Stated goal:
Format everything from the line containing "Localize all elements." down to the line containing "toc-entry[interactable] [92,817,744,835]", both included, as a two-column CSV with the headers instruction and response, one row per record. Put each record's text and its answer in one quoted field apiece, turn line breaks into spaces, and leave the pictures out.

Given information:
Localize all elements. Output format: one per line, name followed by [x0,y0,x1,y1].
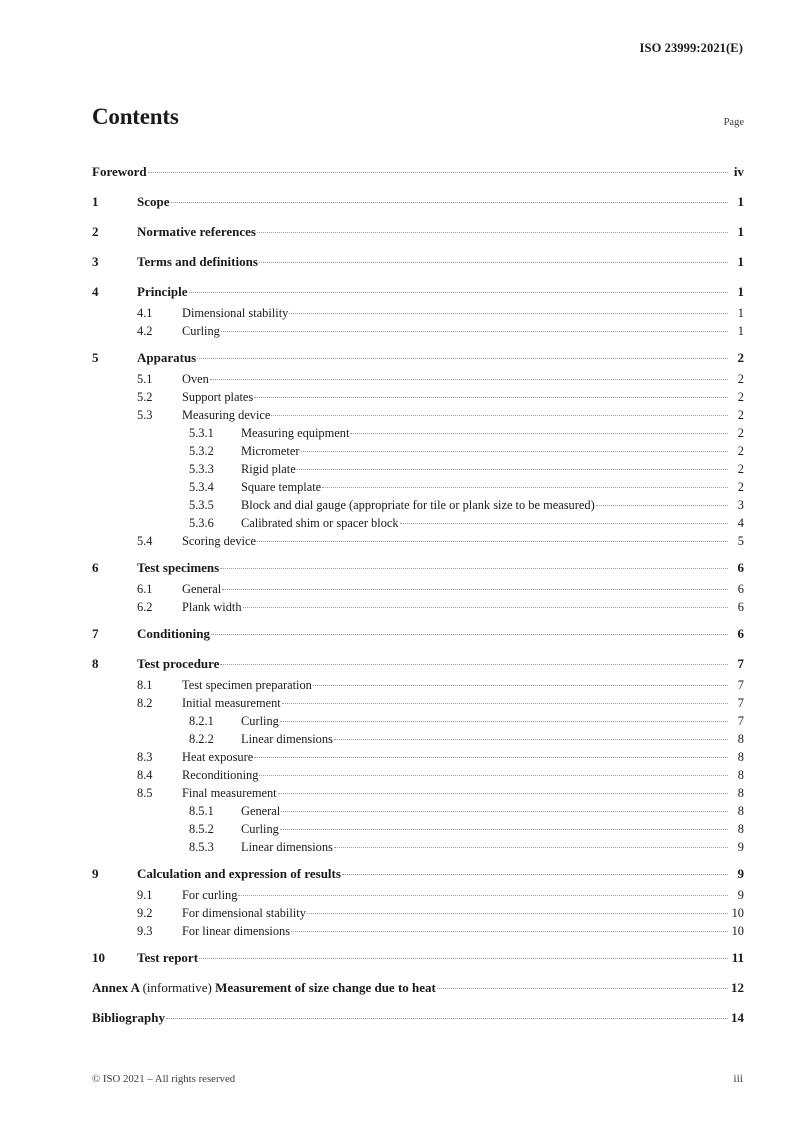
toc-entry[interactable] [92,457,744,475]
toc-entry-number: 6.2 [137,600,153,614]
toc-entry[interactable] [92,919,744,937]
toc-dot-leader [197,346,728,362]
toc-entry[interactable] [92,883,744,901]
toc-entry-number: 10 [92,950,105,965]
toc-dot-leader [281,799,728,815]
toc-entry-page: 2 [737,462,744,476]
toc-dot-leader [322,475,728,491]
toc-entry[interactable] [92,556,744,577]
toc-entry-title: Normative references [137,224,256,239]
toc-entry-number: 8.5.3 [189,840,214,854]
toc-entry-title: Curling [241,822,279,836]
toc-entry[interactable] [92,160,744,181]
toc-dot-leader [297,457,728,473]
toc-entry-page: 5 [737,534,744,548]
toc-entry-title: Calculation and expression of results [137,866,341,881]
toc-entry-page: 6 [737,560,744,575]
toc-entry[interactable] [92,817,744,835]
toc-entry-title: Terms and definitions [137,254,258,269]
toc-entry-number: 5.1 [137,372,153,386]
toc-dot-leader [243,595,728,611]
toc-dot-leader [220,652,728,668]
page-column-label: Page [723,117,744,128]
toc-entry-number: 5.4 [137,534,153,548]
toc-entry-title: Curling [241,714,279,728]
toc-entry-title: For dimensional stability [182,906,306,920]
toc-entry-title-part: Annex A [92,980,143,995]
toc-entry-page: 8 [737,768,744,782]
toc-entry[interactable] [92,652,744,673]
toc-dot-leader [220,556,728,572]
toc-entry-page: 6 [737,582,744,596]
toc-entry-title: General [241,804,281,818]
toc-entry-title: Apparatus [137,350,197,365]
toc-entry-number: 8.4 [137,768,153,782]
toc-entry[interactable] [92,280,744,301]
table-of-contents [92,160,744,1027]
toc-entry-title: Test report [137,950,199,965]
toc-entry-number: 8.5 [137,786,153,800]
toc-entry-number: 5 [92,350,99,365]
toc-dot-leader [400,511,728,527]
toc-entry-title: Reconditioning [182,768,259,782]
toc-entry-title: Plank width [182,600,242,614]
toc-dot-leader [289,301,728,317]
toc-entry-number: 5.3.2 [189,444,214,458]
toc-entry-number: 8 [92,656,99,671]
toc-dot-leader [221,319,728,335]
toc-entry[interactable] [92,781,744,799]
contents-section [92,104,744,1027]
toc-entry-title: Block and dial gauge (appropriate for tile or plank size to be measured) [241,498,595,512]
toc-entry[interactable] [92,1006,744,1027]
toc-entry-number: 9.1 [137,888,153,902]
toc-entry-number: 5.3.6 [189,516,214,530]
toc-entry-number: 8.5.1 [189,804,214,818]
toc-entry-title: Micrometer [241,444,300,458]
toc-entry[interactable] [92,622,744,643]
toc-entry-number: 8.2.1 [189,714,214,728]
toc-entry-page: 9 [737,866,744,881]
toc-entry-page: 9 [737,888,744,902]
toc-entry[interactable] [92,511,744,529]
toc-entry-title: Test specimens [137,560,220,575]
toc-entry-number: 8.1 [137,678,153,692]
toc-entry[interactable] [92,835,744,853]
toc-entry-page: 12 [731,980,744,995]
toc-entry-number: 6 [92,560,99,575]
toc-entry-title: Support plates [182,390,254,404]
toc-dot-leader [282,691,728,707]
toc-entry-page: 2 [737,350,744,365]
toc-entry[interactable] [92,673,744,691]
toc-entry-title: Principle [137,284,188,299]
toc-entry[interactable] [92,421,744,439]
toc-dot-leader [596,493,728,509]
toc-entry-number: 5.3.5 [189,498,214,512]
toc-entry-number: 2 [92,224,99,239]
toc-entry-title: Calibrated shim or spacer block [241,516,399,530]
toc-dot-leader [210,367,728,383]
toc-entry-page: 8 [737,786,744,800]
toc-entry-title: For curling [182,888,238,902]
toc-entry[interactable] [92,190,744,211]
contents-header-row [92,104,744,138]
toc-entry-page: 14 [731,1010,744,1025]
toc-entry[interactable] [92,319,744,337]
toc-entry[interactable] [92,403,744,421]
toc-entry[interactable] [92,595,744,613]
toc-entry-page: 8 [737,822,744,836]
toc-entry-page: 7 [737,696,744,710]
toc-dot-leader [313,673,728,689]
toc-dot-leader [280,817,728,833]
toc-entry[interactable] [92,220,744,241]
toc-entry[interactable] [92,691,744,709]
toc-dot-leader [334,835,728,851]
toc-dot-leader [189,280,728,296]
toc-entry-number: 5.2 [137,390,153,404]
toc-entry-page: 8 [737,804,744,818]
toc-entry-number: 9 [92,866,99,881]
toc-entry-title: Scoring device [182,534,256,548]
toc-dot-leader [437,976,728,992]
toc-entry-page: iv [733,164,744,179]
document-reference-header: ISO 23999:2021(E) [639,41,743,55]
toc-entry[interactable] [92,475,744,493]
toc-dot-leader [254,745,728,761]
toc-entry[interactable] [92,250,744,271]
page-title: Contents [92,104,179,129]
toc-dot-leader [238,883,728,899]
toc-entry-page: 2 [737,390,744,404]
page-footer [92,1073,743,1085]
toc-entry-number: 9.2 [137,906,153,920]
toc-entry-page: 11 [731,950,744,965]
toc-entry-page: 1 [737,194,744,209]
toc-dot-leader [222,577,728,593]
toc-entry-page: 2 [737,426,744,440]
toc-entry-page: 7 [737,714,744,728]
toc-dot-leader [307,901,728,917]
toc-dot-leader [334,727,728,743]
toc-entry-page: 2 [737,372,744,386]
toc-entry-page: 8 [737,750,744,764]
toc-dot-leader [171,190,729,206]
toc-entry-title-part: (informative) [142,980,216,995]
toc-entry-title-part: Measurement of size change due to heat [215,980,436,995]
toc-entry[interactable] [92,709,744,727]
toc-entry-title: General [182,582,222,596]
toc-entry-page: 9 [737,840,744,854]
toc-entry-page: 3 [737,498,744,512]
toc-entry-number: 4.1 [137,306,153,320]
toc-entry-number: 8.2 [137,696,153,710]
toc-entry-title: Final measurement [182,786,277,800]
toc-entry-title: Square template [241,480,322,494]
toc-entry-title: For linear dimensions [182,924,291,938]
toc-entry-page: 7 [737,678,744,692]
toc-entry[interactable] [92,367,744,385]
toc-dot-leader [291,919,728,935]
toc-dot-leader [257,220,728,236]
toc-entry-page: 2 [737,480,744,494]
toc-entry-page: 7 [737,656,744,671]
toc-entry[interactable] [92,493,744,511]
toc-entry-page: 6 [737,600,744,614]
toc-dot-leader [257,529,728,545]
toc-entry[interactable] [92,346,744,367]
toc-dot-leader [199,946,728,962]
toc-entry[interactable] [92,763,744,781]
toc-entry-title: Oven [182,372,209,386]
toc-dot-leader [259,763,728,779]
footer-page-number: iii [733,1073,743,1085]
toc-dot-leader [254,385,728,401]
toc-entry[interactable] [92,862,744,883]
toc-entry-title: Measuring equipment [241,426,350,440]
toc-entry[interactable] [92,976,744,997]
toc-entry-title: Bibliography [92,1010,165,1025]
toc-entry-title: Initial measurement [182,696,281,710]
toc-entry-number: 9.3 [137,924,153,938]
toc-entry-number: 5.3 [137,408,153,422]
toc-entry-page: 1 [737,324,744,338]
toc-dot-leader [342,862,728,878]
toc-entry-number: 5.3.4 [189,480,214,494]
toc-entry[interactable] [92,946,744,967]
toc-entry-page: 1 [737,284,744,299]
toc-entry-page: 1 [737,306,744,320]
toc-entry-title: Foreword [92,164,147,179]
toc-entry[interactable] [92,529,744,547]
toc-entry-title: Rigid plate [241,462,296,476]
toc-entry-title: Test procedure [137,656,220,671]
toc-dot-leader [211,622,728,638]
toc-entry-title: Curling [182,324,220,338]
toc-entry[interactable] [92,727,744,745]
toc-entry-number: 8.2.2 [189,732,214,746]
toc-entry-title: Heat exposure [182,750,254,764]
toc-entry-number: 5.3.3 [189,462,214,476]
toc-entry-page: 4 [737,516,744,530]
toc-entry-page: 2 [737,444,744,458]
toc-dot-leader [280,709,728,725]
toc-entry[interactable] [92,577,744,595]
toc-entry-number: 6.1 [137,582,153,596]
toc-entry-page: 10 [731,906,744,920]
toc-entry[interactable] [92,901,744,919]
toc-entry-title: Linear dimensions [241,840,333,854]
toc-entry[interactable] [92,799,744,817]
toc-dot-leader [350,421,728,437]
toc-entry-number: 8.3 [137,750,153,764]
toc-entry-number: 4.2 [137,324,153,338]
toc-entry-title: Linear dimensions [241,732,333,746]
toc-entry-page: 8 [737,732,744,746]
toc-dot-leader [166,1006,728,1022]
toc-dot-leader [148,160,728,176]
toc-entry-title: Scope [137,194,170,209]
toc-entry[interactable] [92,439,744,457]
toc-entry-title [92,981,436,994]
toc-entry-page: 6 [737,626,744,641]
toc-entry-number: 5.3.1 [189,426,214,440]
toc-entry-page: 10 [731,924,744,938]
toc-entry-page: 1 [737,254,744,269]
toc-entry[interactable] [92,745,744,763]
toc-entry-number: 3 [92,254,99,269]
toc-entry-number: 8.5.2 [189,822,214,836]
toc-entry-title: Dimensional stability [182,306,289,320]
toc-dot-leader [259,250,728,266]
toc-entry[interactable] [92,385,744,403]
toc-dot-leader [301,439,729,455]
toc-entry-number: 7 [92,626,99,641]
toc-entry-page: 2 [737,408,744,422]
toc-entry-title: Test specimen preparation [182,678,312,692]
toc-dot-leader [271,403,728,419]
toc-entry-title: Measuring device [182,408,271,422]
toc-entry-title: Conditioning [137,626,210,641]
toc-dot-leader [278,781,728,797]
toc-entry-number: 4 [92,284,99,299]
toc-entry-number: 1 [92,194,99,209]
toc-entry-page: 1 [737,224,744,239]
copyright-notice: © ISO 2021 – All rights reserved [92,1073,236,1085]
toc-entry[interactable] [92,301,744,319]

* * *

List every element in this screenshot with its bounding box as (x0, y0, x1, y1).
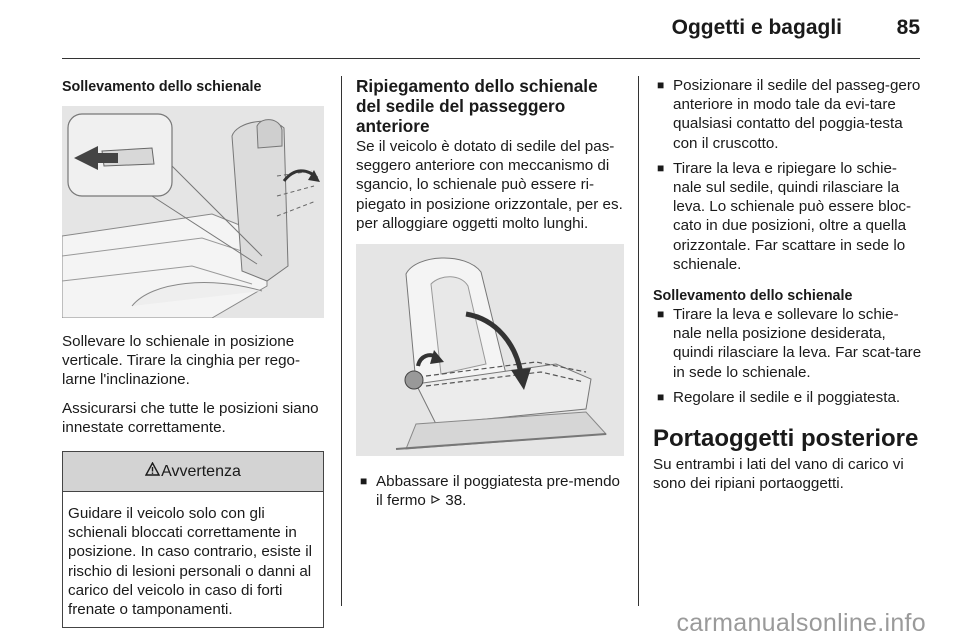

Finished exercise:
instruction,response
"Localize all elements. Output format: one per line, name followed by [x0,y0,x1,y1].","toc-entry[interactable] [92,457,744,475] toc-entry-number: 6.2 [137,600,153,614] toc-entry[interactable] [92,919,744,937] toc-dot-leader [197,346,728,362] toc-entry[interactable] [92,883,744,901] toc-entry-number: 10 [92,950,105,965] toc-dot-leader [281,799,728,815] toc-entry-page: 2 [737,462,744,476] toc-dot-leader [322,475,728,491] toc-entry[interactable] [92,556,744,577] toc-entry-title: Normative references [137,224,256,239] toc-entry-number: 8.5.3 [189,840,214,854] toc-entry-title: Curling [241,822,279,836] toc-entry[interactable] [92,160,744,181] toc-dot-leader [297,457,728,473] toc-entry-page: 5 [737,534,744,548] toc-entry-title: Calculation and expression of results [137,866,341,881] toc-entry-page: 6 [737,560,744,575] toc-entry[interactable] [92,817,744,835]"